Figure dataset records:
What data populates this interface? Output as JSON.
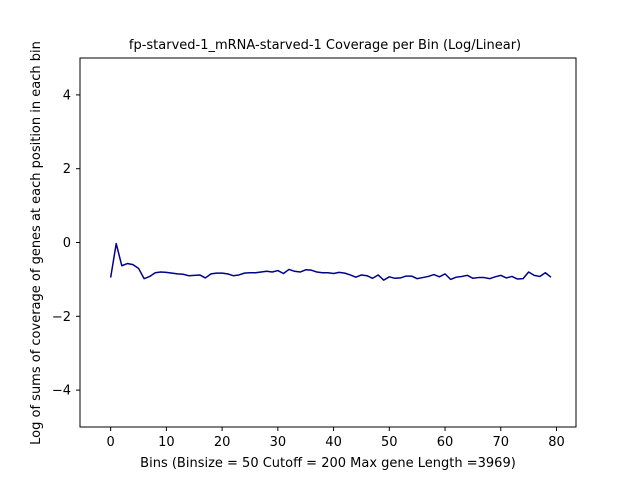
{
  "chart_data": {
    "type": "line",
    "title": "fp-starved-1_mRNA-starved-1 Coverage per Bin (Log/Linear)",
    "xlabel": "Bins  (Binsize = 50 Cutoff = 200 Max gene Length =3969)",
    "ylabel": "Log of sums of coverage of genes at each position in each bin",
    "xlim": [
      -5.5,
      83.5
    ],
    "ylim": [
      -5,
      5
    ],
    "xticks": [
      0,
      10,
      20,
      30,
      40,
      50,
      60,
      70,
      80
    ],
    "yticks": [
      -4,
      -2,
      0,
      2,
      4
    ],
    "grid": false,
    "series": [
      {
        "color": "#00008b",
        "x": [
          0,
          1,
          2,
          3,
          4,
          5,
          6,
          7,
          8,
          9,
          10,
          11,
          12,
          13,
          14,
          15,
          16,
          17,
          18,
          19,
          20,
          21,
          22,
          23,
          24,
          25,
          26,
          27,
          28,
          29,
          30,
          31,
          32,
          33,
          34,
          35,
          36,
          37,
          38,
          39,
          40,
          41,
          42,
          43,
          44,
          45,
          46,
          47,
          48,
          49,
          50,
          51,
          52,
          53,
          54,
          55,
          56,
          57,
          58,
          59,
          60,
          61,
          62,
          63,
          64,
          65,
          66,
          67,
          68,
          69,
          70,
          71,
          72,
          73,
          74,
          75,
          76,
          77,
          78,
          79
        ],
        "y": [
          -0.95,
          -0.03,
          -0.63,
          -0.57,
          -0.6,
          -0.7,
          -0.98,
          -0.92,
          -0.82,
          -0.8,
          -0.81,
          -0.83,
          -0.85,
          -0.86,
          -0.9,
          -0.89,
          -0.88,
          -0.96,
          -0.85,
          -0.83,
          -0.83,
          -0.85,
          -0.9,
          -0.88,
          -0.83,
          -0.82,
          -0.82,
          -0.8,
          -0.78,
          -0.8,
          -0.76,
          -0.84,
          -0.73,
          -0.78,
          -0.8,
          -0.74,
          -0.75,
          -0.8,
          -0.82,
          -0.82,
          -0.84,
          -0.81,
          -0.83,
          -0.88,
          -0.94,
          -0.88,
          -0.9,
          -0.97,
          -0.88,
          -1.02,
          -0.93,
          -0.97,
          -0.96,
          -0.91,
          -0.91,
          -0.98,
          -0.95,
          -0.92,
          -0.87,
          -0.93,
          -0.85,
          -1.0,
          -0.94,
          -0.92,
          -0.89,
          -0.97,
          -0.95,
          -0.95,
          -0.98,
          -0.93,
          -0.89,
          -0.96,
          -0.92,
          -0.99,
          -0.98,
          -0.8,
          -0.89,
          -0.92,
          -0.82,
          -0.94
        ]
      }
    ]
  }
}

Work order: With the pictures removed, return each record above exactly as given.

Result below:
What data populates this interface? Output as JSON.
{
  "chart_data": {
    "type": "line",
    "title": "fp-starved-1_mRNA-starved-1 Coverage per Bin (Log/Linear)",
    "xlabel": "Bins  (Binsize = 50 Cutoff = 200 Max gene Length =3969)",
    "ylabel": "Log of sums of coverage of genes at each position in each bin",
    "xlim": [
      -5.5,
      83.5
    ],
    "ylim": [
      -5,
      5
    ],
    "xticks": [
      0,
      10,
      20,
      30,
      40,
      50,
      60,
      70,
      80
    ],
    "yticks": [
      -4,
      -2,
      0,
      2,
      4
    ],
    "grid": false,
    "series": [
      {
        "color": "#00008b",
        "x": [
          0,
          1,
          2,
          3,
          4,
          5,
          6,
          7,
          8,
          9,
          10,
          11,
          12,
          13,
          14,
          15,
          16,
          17,
          18,
          19,
          20,
          21,
          22,
          23,
          24,
          25,
          26,
          27,
          28,
          29,
          30,
          31,
          32,
          33,
          34,
          35,
          36,
          37,
          38,
          39,
          40,
          41,
          42,
          43,
          44,
          45,
          46,
          47,
          48,
          49,
          50,
          51,
          52,
          53,
          54,
          55,
          56,
          57,
          58,
          59,
          60,
          61,
          62,
          63,
          64,
          65,
          66,
          67,
          68,
          69,
          70,
          71,
          72,
          73,
          74,
          75,
          76,
          77,
          78,
          79
        ],
        "y": [
          -0.95,
          -0.03,
          -0.63,
          -0.57,
          -0.6,
          -0.7,
          -0.98,
          -0.92,
          -0.82,
          -0.8,
          -0.81,
          -0.83,
          -0.85,
          -0.86,
          -0.9,
          -0.89,
          -0.88,
          -0.96,
          -0.85,
          -0.83,
          -0.83,
          -0.85,
          -0.9,
          -0.88,
          -0.83,
          -0.82,
          -0.82,
          -0.8,
          -0.78,
          -0.8,
          -0.76,
          -0.84,
          -0.73,
          -0.78,
          -0.8,
          -0.74,
          -0.75,
          -0.8,
          -0.82,
          -0.82,
          -0.84,
          -0.81,
          -0.83,
          -0.88,
          -0.94,
          -0.88,
          -0.9,
          -0.97,
          -0.88,
          -1.02,
          -0.93,
          -0.97,
          -0.96,
          -0.91,
          -0.91,
          -0.98,
          -0.95,
          -0.92,
          -0.87,
          -0.93,
          -0.85,
          -1.0,
          -0.94,
          -0.92,
          -0.89,
          -0.97,
          -0.95,
          -0.95,
          -0.98,
          -0.93,
          -0.89,
          -0.96,
          -0.92,
          -0.99,
          -0.98,
          -0.8,
          -0.89,
          -0.92,
          -0.82,
          -0.94
        ]
      }
    ]
  }
}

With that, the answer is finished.